Raw records

○ ○ ○ ○ ○ ○ ○

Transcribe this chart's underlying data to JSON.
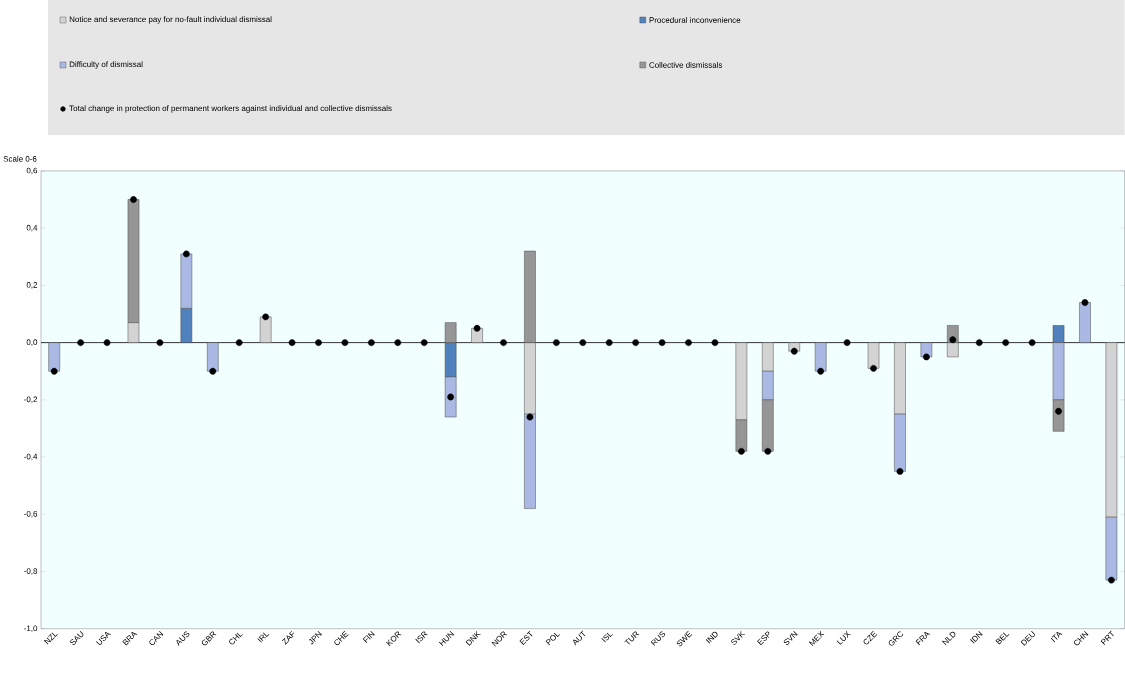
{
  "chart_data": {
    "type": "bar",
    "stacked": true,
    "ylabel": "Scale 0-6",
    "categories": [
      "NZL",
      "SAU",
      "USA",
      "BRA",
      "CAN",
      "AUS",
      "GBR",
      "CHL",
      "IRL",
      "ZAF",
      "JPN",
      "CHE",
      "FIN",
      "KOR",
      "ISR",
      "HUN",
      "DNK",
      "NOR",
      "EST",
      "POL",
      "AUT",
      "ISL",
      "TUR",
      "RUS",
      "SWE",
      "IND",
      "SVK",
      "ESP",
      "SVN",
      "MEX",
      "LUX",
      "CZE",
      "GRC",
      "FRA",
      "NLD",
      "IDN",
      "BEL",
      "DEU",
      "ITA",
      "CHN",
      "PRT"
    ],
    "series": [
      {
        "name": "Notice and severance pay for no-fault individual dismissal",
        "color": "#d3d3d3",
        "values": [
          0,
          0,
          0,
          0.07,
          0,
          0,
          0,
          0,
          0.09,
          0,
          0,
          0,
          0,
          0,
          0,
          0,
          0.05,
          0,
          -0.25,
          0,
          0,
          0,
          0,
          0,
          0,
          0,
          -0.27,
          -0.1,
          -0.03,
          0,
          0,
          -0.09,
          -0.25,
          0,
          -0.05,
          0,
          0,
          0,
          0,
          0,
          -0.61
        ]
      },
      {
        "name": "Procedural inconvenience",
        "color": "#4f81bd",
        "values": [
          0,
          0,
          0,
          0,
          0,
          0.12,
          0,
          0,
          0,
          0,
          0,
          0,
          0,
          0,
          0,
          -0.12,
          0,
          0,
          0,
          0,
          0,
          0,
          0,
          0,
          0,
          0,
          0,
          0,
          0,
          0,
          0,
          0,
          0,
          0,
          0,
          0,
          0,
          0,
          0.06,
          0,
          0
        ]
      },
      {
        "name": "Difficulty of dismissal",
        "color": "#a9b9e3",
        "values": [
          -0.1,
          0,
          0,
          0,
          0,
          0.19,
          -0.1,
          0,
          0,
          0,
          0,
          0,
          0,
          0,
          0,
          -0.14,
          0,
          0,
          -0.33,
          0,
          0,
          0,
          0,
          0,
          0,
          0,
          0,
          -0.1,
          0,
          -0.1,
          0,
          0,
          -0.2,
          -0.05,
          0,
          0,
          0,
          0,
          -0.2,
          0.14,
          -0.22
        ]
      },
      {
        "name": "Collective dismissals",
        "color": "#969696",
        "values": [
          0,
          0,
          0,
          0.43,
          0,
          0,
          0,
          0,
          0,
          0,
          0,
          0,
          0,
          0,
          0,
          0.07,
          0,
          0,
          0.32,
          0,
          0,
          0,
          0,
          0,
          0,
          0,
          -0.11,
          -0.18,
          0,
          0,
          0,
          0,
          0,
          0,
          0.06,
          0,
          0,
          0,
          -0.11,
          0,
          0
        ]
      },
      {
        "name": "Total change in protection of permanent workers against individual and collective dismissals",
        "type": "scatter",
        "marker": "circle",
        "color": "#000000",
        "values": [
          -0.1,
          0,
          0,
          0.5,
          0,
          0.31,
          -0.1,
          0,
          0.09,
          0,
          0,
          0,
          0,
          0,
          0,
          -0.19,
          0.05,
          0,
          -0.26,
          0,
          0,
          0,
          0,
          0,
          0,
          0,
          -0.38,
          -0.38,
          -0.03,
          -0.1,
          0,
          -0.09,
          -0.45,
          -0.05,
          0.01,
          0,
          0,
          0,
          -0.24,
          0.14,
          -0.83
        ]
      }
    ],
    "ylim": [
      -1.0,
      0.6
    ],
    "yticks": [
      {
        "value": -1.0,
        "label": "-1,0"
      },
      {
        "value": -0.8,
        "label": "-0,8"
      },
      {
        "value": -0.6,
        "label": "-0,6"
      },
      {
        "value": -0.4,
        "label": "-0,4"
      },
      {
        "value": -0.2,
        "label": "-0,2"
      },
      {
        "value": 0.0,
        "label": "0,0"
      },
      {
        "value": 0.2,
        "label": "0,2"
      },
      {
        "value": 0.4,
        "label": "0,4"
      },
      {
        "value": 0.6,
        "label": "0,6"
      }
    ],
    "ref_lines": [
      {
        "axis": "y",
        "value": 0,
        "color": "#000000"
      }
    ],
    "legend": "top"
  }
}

○ ○ ○ ○ ○ ○ ○

What needs to be done
Identify and extract each line of the listing that contains "name".

Correct result
        "name": "Notice and severance pay for no-fault individual dismissal",
        "name": "Procedural inconvenience",
        "name": "Difficulty of dismissal",
        "name": "Collective dismissals",
        "name": "Total change in protection of permanent workers against individual and collective dismissals",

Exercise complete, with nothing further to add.